• Stated problem:
Review the lines that follow and copy each one that contains the word "init".

━━━━━ Provided entries ━━━━━

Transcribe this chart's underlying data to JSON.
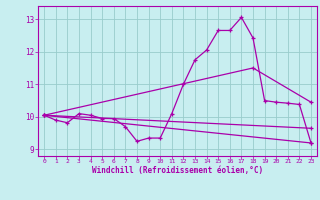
{
  "xlabel": "Windchill (Refroidissement éolien,°C)",
  "bg_color": "#c8eef0",
  "line_color": "#aa00aa",
  "grid_color": "#99cccc",
  "xlim": [
    -0.5,
    23.5
  ],
  "ylim": [
    8.8,
    13.4
  ],
  "yticks": [
    9,
    10,
    11,
    12,
    13
  ],
  "xticks": [
    0,
    1,
    2,
    3,
    4,
    5,
    6,
    7,
    8,
    9,
    10,
    11,
    12,
    13,
    14,
    15,
    16,
    17,
    18,
    19,
    20,
    21,
    22,
    23
  ],
  "line1_x": [
    0,
    1,
    2,
    3,
    4,
    5,
    6,
    7,
    8,
    9,
    10,
    11,
    12,
    13,
    14,
    15,
    16,
    17,
    18,
    19,
    20,
    21,
    22,
    23
  ],
  "line1_y": [
    10.05,
    9.9,
    9.82,
    10.1,
    10.05,
    9.95,
    9.95,
    9.7,
    9.25,
    9.35,
    9.35,
    10.1,
    11.0,
    11.75,
    12.05,
    12.65,
    12.65,
    13.05,
    12.42,
    10.5,
    10.45,
    10.42,
    10.38,
    9.2
  ],
  "line2_x": [
    0,
    23
  ],
  "line2_y": [
    10.05,
    9.2
  ],
  "line3_x": [
    0,
    23
  ],
  "line3_y": [
    10.05,
    9.65
  ],
  "line4_x": [
    0,
    18,
    23
  ],
  "line4_y": [
    10.05,
    11.5,
    10.45
  ]
}
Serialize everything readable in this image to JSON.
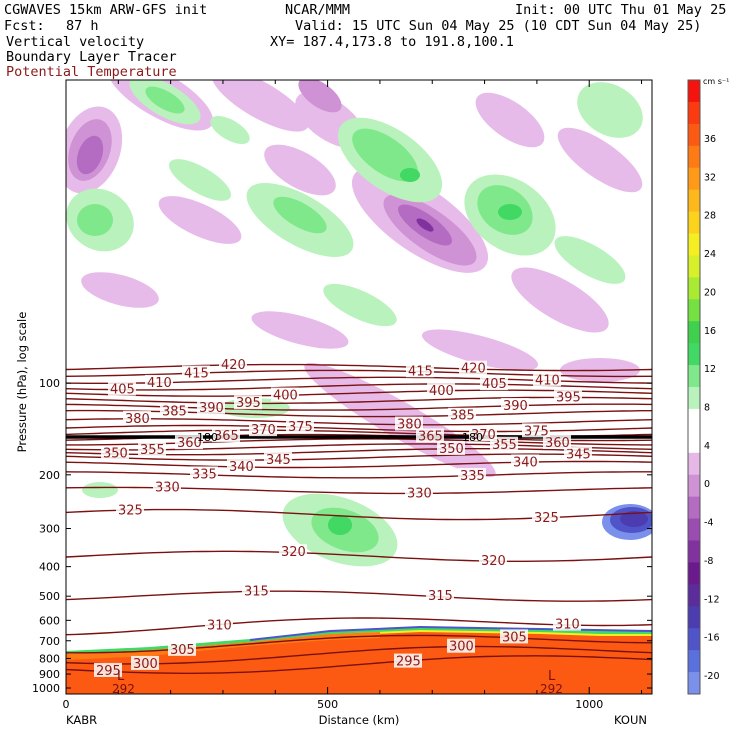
{
  "header": {
    "model": "CGWAVES 15km ARW-GFS init",
    "center": "NCAR/MMM",
    "init": "Init: 00 UTC Thu 01 May 25",
    "fcst_label": "Fcst:",
    "fcst_value": "87 h",
    "valid": "Valid: 15 UTC Sun 04 May 25 (10 CDT Sun 04 May 25)",
    "field1": "Vertical velocity",
    "xy": "XY= 187.4,173.8 to 191.8,100.1",
    "field2": "Boundary Layer Tracer",
    "field3": "Potential Temperature"
  },
  "colors": {
    "theta": "#7a1010",
    "text": "#000000",
    "theta_label": "#8b1a1a"
  },
  "chart_data": {
    "type": "contour cross-section",
    "ylabel": "Pressure (hPa), log scale",
    "xlabel": "Distance (km)",
    "y_log_scale": true,
    "xlim": [
      0,
      1120
    ],
    "ylim": [
      1040,
      10
    ],
    "x_ticks": [
      0,
      500,
      1000
    ],
    "x_tick_labels": [
      "0",
      "500",
      "1000"
    ],
    "y_ticks": [
      1000,
      900,
      800,
      700,
      600,
      500,
      400,
      300,
      200,
      100
    ],
    "y_tick_labels": [
      "1000",
      "900",
      "800",
      "700",
      "600",
      "500",
      "400",
      "300",
      "200",
      "100"
    ],
    "endpoint_left": "KABR",
    "endpoint_right": "KOUN",
    "colorbar": {
      "unit": "cm s⁻¹",
      "labels": [
        "36",
        "32",
        "28",
        "24",
        "20",
        "16",
        "12",
        "8",
        "4",
        "0",
        "-4",
        "-8",
        "-12",
        "-16",
        "-20"
      ],
      "colors": [
        "#f5130e",
        "#fb3a10",
        "#fc5a12",
        "#fd7a14",
        "#fe9a18",
        "#fdb81b",
        "#fcd21d",
        "#f5ee22",
        "#d8f02a",
        "#a8eb32",
        "#74e041",
        "#3fd14d",
        "#41d864",
        "#7ee88a",
        "#b9f2bd",
        "#ffffff",
        "#ffffff",
        "#e6b8e8",
        "#cf92d5",
        "#b46cc2",
        "#9b4cb0",
        "#82329f",
        "#6a1a8c",
        "#5a2d9a",
        "#4b3cb0",
        "#4f55c8",
        "#5a70dd",
        "#7b90ea"
      ]
    },
    "theta_contours": [
      {
        "label": "295",
        "p": 870
      },
      {
        "label": "300",
        "p": 805
      },
      {
        "label": "305",
        "p": 735
      },
      {
        "label": "310",
        "p": 640
      },
      {
        "label": "315",
        "p": 500
      },
      {
        "label": "320",
        "p": 370
      },
      {
        "label": "325",
        "p": 270
      },
      {
        "label": "330",
        "p": 225
      },
      {
        "label": "335",
        "p": 200
      },
      {
        "label": "340",
        "p": 185
      },
      {
        "label": "345",
        "p": 175
      },
      {
        "label": "350",
        "p": 168
      },
      {
        "label": "355",
        "p": 162
      },
      {
        "label": "360",
        "p": 156
      },
      {
        "label": "365",
        "p": 151
      },
      {
        "label": "370",
        "p": 146
      },
      {
        "label": "375",
        "p": 141
      },
      {
        "label": "380",
        "p": 134
      },
      {
        "label": "385",
        "p": 126
      },
      {
        "label": "390",
        "p": 120
      },
      {
        "label": "395",
        "p": 114
      },
      {
        "label": "400",
        "p": 108
      },
      {
        "label": "405",
        "p": 103
      },
      {
        "label": "410",
        "p": 98
      },
      {
        "label": "415",
        "p": 93
      },
      {
        "label": "420",
        "p": 89
      }
    ],
    "tracer_label": "180",
    "low_markers": [
      "L",
      "L"
    ],
    "surface_labels": [
      "292",
      "292"
    ]
  }
}
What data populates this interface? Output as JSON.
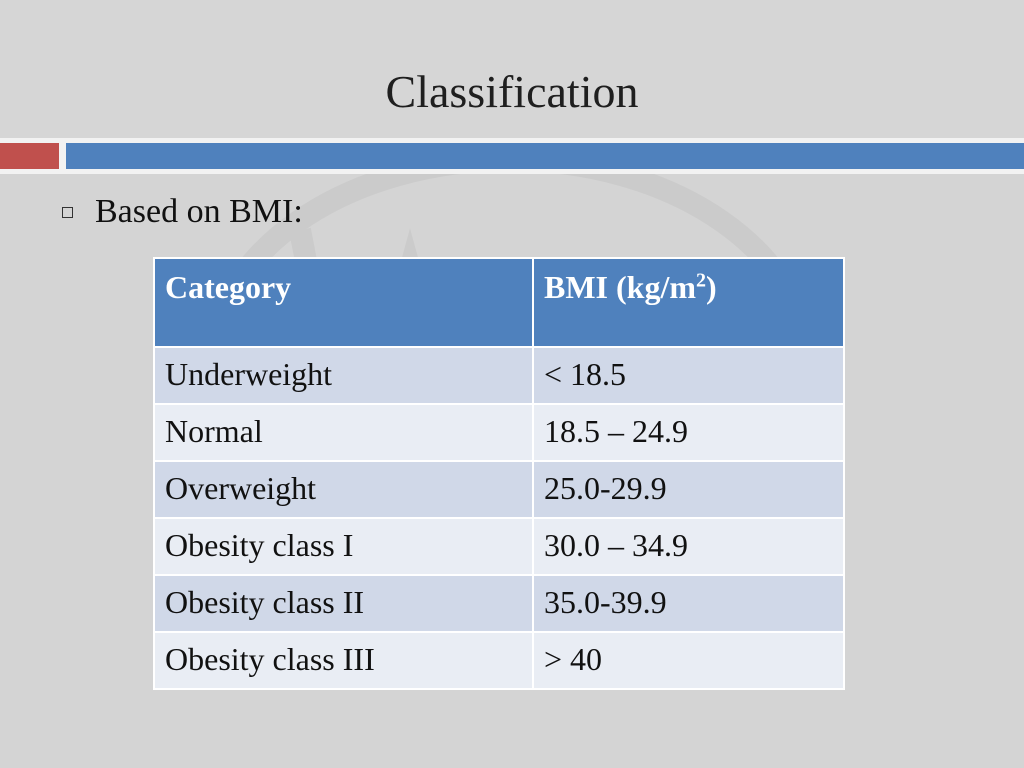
{
  "slide": {
    "title": "Classification",
    "bullet": "Based on BMI:"
  },
  "table": {
    "headers": {
      "category": "Category",
      "bmi_prefix": "BMI (kg/m",
      "bmi_superscript": "2",
      "bmi_suffix": ")"
    },
    "rows": [
      {
        "category": "Underweight",
        "bmi": "< 18.5"
      },
      {
        "category": "Normal",
        "bmi": "18.5 – 24.9"
      },
      {
        "category": "Overweight",
        "bmi": "25.0-29.9"
      },
      {
        "category": "Obesity class I",
        "bmi": "30.0 – 34.9"
      },
      {
        "category": "Obesity class II",
        "bmi": "35.0-39.9"
      },
      {
        "category": "Obesity class III",
        "bmi": "> 40"
      }
    ]
  },
  "colors": {
    "header_blue": "#4f81bd",
    "accent_red": "#c0504d",
    "row_dark": "#d0d8e8",
    "row_light": "#e9edf4",
    "background": "#d4d4d4"
  },
  "icons": {
    "bullet": "hollow-square-bullet-icon",
    "watermark": "watermark-logo-icon"
  }
}
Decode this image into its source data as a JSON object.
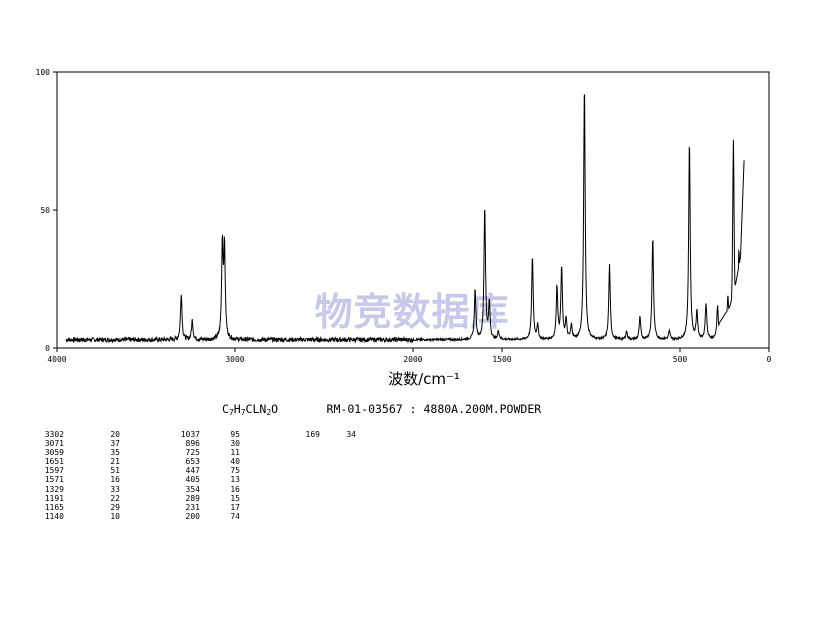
{
  "chart_data": {
    "type": "line",
    "title": "",
    "xlabel": "波数/cm⁻¹",
    "ylabel": "",
    "xlim": [
      4000,
      0
    ],
    "ylim": [
      0,
      100
    ],
    "x_ticks": [
      "4000",
      "3000",
      "2000",
      "1500",
      "500",
      "0"
    ],
    "x_tick_values": [
      4000,
      3000,
      2000,
      1500,
      500,
      0
    ],
    "y_ticks": [
      "0",
      "50",
      "100"
    ],
    "y_tick_values": [
      0,
      50,
      100
    ],
    "grid": false,
    "baseline": 3,
    "noise_range": [
      3950,
      2000
    ],
    "peaks": [
      {
        "x": 3302,
        "y": 20
      },
      {
        "x": 3240,
        "y": 10
      },
      {
        "x": 3071,
        "y": 37
      },
      {
        "x": 3059,
        "y": 35
      },
      {
        "x": 1651,
        "y": 21
      },
      {
        "x": 1597,
        "y": 51
      },
      {
        "x": 1571,
        "y": 16
      },
      {
        "x": 1520,
        "y": 6
      },
      {
        "x": 1329,
        "y": 33
      },
      {
        "x": 1300,
        "y": 8
      },
      {
        "x": 1191,
        "y": 22
      },
      {
        "x": 1165,
        "y": 29
      },
      {
        "x": 1140,
        "y": 10
      },
      {
        "x": 1110,
        "y": 8
      },
      {
        "x": 1037,
        "y": 95
      },
      {
        "x": 896,
        "y": 30
      },
      {
        "x": 800,
        "y": 6
      },
      {
        "x": 725,
        "y": 11
      },
      {
        "x": 653,
        "y": 40
      },
      {
        "x": 560,
        "y": 6
      },
      {
        "x": 447,
        "y": 75
      },
      {
        "x": 405,
        "y": 13
      },
      {
        "x": 354,
        "y": 16
      },
      {
        "x": 289,
        "y": 15
      },
      {
        "x": 231,
        "y": 17
      },
      {
        "x": 200,
        "y": 74
      },
      {
        "x": 169,
        "y": 34
      }
    ],
    "tail": [
      {
        "x": 280,
        "y": 9
      },
      {
        "x": 250,
        "y": 12
      },
      {
        "x": 220,
        "y": 15
      },
      {
        "x": 185,
        "y": 24
      },
      {
        "x": 160,
        "y": 33
      },
      {
        "x": 140,
        "y": 68
      }
    ],
    "annotations": [
      "物竞数据库"
    ]
  },
  "info": {
    "formula_parts": [
      {
        "t": "C",
        "sub": false
      },
      {
        "t": "7",
        "sub": true
      },
      {
        "t": "H",
        "sub": false
      },
      {
        "t": "7",
        "sub": true
      },
      {
        "t": "CLN",
        "sub": false
      },
      {
        "t": "2",
        "sub": true
      },
      {
        "t": "O",
        "sub": false
      }
    ],
    "sample_line": "RM-01-03567 : 4880A.200M.POWDER"
  },
  "peak_table": {
    "col1_wavenumbers": [
      "3302",
      "3071",
      "3059",
      "1651",
      "1597",
      "1571",
      "1329",
      "1191",
      "1165",
      "1140"
    ],
    "col1_intensities": [
      "20",
      "37",
      "35",
      "21",
      "51",
      "16",
      "33",
      "22",
      "29",
      "10"
    ],
    "col2_wavenumbers": [
      "1037",
      "896",
      "725",
      "653",
      "447",
      "405",
      "354",
      "289",
      "231",
      "200"
    ],
    "col2_intensities": [
      "95",
      "30",
      "11",
      "40",
      "75",
      "13",
      "16",
      "15",
      "17",
      "74"
    ],
    "col3_wavenumbers": [
      "169"
    ],
    "col3_intensities": [
      "34"
    ]
  }
}
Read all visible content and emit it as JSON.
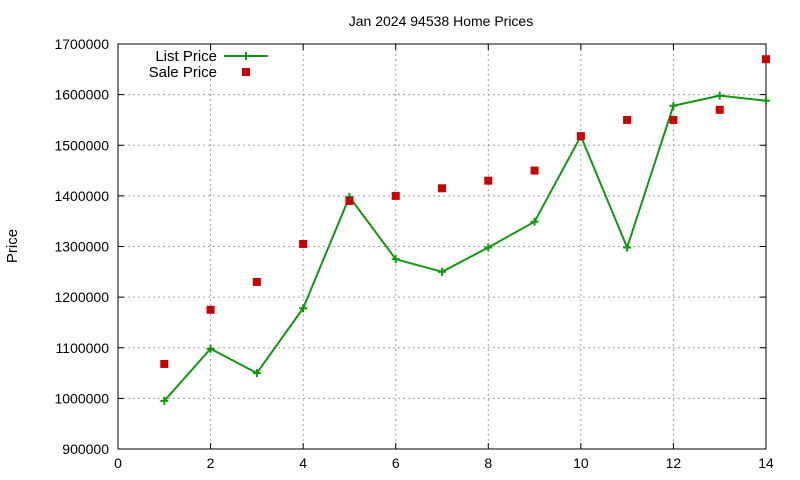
{
  "chart_data": {
    "type": "line",
    "title": "Jan 2024 94538 Home Prices",
    "xlabel": "",
    "ylabel": "Price",
    "xlim": [
      0,
      14
    ],
    "ylim": [
      900000,
      1700000
    ],
    "x_ticks": [
      0,
      2,
      4,
      6,
      8,
      10,
      12,
      14
    ],
    "y_ticks": [
      900000,
      1000000,
      1100000,
      1200000,
      1300000,
      1400000,
      1500000,
      1600000,
      1700000
    ],
    "grid": true,
    "legend_position": "top-left",
    "series": [
      {
        "name": "List Price",
        "style": "line-plus",
        "color": "#109810",
        "x": [
          1,
          2,
          3,
          4,
          5,
          6,
          7,
          8,
          9,
          10,
          11,
          12,
          13,
          14
        ],
        "y": [
          995000,
          1098000,
          1050000,
          1178000,
          1398000,
          1275000,
          1250000,
          1298000,
          1349000,
          1518000,
          1298000,
          1578000,
          1598000,
          1588000
        ]
      },
      {
        "name": "Sale Price",
        "style": "square-points",
        "color": "#cc0000",
        "x": [
          1,
          2,
          3,
          4,
          5,
          6,
          7,
          8,
          9,
          10,
          11,
          12,
          13,
          14
        ],
        "y": [
          1068000,
          1175000,
          1230000,
          1305000,
          1390000,
          1400000,
          1415000,
          1430000,
          1450000,
          1518000,
          1550000,
          1550000,
          1570000,
          1670000
        ]
      }
    ]
  }
}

━━━━━

• Exercise answer:
    "model": "CGWAVES 15km ARW-GFS init",
    "init": "Init: 00 UTC Thu 01 May 25",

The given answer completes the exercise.